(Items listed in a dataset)

══════════

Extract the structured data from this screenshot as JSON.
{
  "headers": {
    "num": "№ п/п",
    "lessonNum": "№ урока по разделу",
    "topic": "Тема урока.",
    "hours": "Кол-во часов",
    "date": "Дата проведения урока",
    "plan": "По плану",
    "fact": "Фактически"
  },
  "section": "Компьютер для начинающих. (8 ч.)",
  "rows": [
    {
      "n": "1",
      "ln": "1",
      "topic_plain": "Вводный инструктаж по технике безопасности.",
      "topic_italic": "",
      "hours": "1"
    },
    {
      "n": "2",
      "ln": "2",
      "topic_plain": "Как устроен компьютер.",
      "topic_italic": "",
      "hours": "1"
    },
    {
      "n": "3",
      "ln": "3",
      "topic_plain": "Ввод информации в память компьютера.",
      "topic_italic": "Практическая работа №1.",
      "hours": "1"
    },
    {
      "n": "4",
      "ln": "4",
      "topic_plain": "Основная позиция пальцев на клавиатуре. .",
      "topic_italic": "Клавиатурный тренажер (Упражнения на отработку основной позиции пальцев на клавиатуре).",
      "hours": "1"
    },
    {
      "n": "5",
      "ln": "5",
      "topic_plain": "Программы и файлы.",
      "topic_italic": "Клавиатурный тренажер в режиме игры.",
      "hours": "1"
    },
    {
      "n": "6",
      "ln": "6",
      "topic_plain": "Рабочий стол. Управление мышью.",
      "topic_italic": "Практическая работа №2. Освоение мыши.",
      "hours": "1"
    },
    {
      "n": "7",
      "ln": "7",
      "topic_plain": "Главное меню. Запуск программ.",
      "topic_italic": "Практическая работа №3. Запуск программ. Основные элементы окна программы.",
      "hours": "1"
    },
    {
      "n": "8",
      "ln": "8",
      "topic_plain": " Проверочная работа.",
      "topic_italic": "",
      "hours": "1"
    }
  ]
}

══════════

Problem to solve: Every record above should be output exactly.

The output:
Extract the structured data from this screenshot as JSON.
{
  "headers": {
    "num": "№ п/п",
    "lessonNum": "№ урока по разделу",
    "topic": "Тема урока.",
    "hours": "Кол-во часов",
    "date": "Дата проведения урока",
    "plan": "По плану",
    "fact": "Фактически"
  },
  "section": "Компьютер для начинающих. (8 ч.)",
  "rows": [
    {
      "n": "1",
      "ln": "1",
      "topic_plain": "Вводный инструктаж по технике безопасности.",
      "topic_italic": "",
      "hours": "1"
    },
    {
      "n": "2",
      "ln": "2",
      "topic_plain": "Как устроен компьютер.",
      "topic_italic": "",
      "hours": "1"
    },
    {
      "n": "3",
      "ln": "3",
      "topic_plain": "Ввод информации в память компьютера.",
      "topic_italic": "Практическая работа №1.",
      "hours": "1"
    },
    {
      "n": "4",
      "ln": "4",
      "topic_plain": "Основная позиция пальцев на клавиатуре. .",
      "topic_italic": "Клавиатурный тренажер (Упражнения на отработку основной позиции пальцев на клавиатуре).",
      "hours": "1"
    },
    {
      "n": "5",
      "ln": "5",
      "topic_plain": "Программы и файлы.",
      "topic_italic": "Клавиатурный тренажер в режиме игры.",
      "hours": "1"
    },
    {
      "n": "6",
      "ln": "6",
      "topic_plain": "Рабочий стол. Управление мышью.",
      "topic_italic": "Практическая работа №2. Освоение мыши.",
      "hours": "1"
    },
    {
      "n": "7",
      "ln": "7",
      "topic_plain": "Главное меню. Запуск программ.",
      "topic_italic": "Практическая работа №3. Запуск программ. Основные элементы окна программы.",
      "hours": "1"
    },
    {
      "n": "8",
      "ln": "8",
      "topic_plain": " Проверочная работа.",
      "topic_italic": "",
      "hours": "1"
    }
  ]
}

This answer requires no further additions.